● Text section:
■ ■ ■ ■

SpongeBobJudgeyPants · 26/04/2019 23:58

I think when you have really loved someone, even if you or they moved on for very good reasons, they always have part of your heart, so I understand your sadness. Flowers

sheepsheep · 26/04/2019 23:59

My ex died last year. Very young and very unexpectedly leaving behind his wife before their first wedding anniversary.

I found out that his funeral was actually on my birthday.

It really shocked me and I did have to mourn him in my own way while feeling guilty for doing so because he wasn't mine to mourn. I am happily married but he was still very special to me and I guess I had always hoped I would bump into him someday and have a catch up.

I felt and still feel terribly sorry for his wife. I heard she is doing well all things considered.

I am so sorry that you are going through this, the feelings are not straightforward. Be kind to yourself.

SlimAndAthletic · 27/04/2019 00:02

I think because he cut me right out of his life, I had no idea he was even poorly, so its a lot to process in one go.
It feels ridiculous to even think, but I wonder if he thought of me at all when he was so ill.

OP posts:
T1nah · 27/04/2019 00:13

Silly really, but well, I was always silly where he was concerned

That's actually a nice thing to say.

An ex of mine committed suicide after many years suffering from depression. I was very sad because he was gorgeous as a young man and should have had a charmed life but it was ruined by mental illness.

■ ■ ■ ■

● Dataset content:
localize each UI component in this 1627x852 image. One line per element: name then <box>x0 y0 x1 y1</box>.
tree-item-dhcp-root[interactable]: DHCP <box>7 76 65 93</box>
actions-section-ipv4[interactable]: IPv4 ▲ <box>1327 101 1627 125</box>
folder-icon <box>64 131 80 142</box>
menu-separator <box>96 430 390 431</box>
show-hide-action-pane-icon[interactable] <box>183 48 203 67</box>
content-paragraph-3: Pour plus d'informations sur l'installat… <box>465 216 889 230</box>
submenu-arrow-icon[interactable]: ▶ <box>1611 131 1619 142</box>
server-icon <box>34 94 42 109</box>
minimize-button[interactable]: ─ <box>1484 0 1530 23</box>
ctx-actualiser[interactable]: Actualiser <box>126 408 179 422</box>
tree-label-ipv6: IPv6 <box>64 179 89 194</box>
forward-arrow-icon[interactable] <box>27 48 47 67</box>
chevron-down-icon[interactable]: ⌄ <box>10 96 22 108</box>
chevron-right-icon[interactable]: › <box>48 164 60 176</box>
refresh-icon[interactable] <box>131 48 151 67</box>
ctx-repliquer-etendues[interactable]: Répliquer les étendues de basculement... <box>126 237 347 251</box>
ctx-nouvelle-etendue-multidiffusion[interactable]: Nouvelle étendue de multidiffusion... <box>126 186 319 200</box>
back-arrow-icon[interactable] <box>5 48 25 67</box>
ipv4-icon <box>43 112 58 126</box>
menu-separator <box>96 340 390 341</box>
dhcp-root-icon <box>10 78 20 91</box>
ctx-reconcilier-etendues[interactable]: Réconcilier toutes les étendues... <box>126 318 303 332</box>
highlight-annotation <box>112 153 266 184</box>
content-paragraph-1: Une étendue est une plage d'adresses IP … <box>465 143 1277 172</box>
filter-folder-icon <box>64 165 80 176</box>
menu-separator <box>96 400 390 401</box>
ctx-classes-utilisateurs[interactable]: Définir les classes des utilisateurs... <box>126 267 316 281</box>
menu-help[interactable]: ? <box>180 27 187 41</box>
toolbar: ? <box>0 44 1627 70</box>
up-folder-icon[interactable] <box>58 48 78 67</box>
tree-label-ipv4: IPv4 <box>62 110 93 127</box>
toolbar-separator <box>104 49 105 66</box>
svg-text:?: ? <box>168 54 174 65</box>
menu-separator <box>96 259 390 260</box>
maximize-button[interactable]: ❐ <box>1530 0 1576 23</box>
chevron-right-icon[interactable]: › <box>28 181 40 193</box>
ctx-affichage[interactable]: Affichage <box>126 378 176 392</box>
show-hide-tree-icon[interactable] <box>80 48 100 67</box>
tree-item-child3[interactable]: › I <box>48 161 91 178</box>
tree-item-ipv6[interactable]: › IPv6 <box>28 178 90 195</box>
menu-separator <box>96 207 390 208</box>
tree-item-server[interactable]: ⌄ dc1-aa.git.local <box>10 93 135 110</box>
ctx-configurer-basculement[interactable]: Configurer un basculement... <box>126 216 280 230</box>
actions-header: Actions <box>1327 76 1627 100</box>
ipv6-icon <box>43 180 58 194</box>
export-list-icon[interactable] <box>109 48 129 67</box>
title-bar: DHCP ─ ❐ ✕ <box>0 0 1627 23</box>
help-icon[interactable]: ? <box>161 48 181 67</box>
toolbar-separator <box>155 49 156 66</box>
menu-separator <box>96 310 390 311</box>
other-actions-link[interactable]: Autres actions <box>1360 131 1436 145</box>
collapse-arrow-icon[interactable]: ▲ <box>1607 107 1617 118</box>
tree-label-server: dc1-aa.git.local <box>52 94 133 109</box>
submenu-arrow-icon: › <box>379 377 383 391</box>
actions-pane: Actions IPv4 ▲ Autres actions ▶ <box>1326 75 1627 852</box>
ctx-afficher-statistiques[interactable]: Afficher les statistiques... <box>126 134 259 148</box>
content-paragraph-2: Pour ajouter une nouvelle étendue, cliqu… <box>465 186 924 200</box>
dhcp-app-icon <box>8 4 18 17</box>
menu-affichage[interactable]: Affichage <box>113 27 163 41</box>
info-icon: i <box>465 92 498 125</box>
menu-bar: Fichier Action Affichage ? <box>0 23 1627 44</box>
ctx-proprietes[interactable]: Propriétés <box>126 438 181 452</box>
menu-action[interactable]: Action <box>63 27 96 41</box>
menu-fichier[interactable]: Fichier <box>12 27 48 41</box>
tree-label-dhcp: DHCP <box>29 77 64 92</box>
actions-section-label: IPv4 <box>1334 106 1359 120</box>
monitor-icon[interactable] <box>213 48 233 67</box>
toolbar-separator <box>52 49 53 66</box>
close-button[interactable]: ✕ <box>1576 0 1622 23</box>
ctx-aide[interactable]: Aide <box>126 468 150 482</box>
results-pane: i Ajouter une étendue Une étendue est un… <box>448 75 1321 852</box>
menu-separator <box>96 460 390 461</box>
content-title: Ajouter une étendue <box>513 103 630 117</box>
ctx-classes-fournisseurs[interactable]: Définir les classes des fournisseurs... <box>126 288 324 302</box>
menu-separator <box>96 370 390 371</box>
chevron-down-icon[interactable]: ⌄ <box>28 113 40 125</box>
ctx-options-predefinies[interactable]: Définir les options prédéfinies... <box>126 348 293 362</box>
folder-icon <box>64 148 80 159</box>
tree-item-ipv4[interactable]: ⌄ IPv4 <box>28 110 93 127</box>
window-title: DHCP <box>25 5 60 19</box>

■ ■ ■ ■

● Tasks:
1 - Copy the forum thread word for word, beginning at the words "I am so sorry" and stopping after "was so ill.".
2 - Summarize the forum thread in two sentences.
The entries have no connection to the forum thread.

● Per-task outputs:
1 -
I am so sorry that you are going through this, the feelings are not straightforward. Be kind to yourself.

SlimAndAthletic · 27/04/2019 00:02

I think because he cut me right out of his life, I had no idea he was even poorly, so its a lot to process in one go.
It feels ridiculous to even think, but I wonder if he thought of me at all when he was so ill.

2 - One poster says that someone you truly loved always keeps part of your heart, and another describes mourning an ex who died young and unexpectedly while feeling guilty because he wasn't theirs to mourn. The original poster, whose ex had cut them out of his life, didn't know he was ill and wonders whether he thought of them, while a further poster tells of an ex who died by suicide after many years of depression.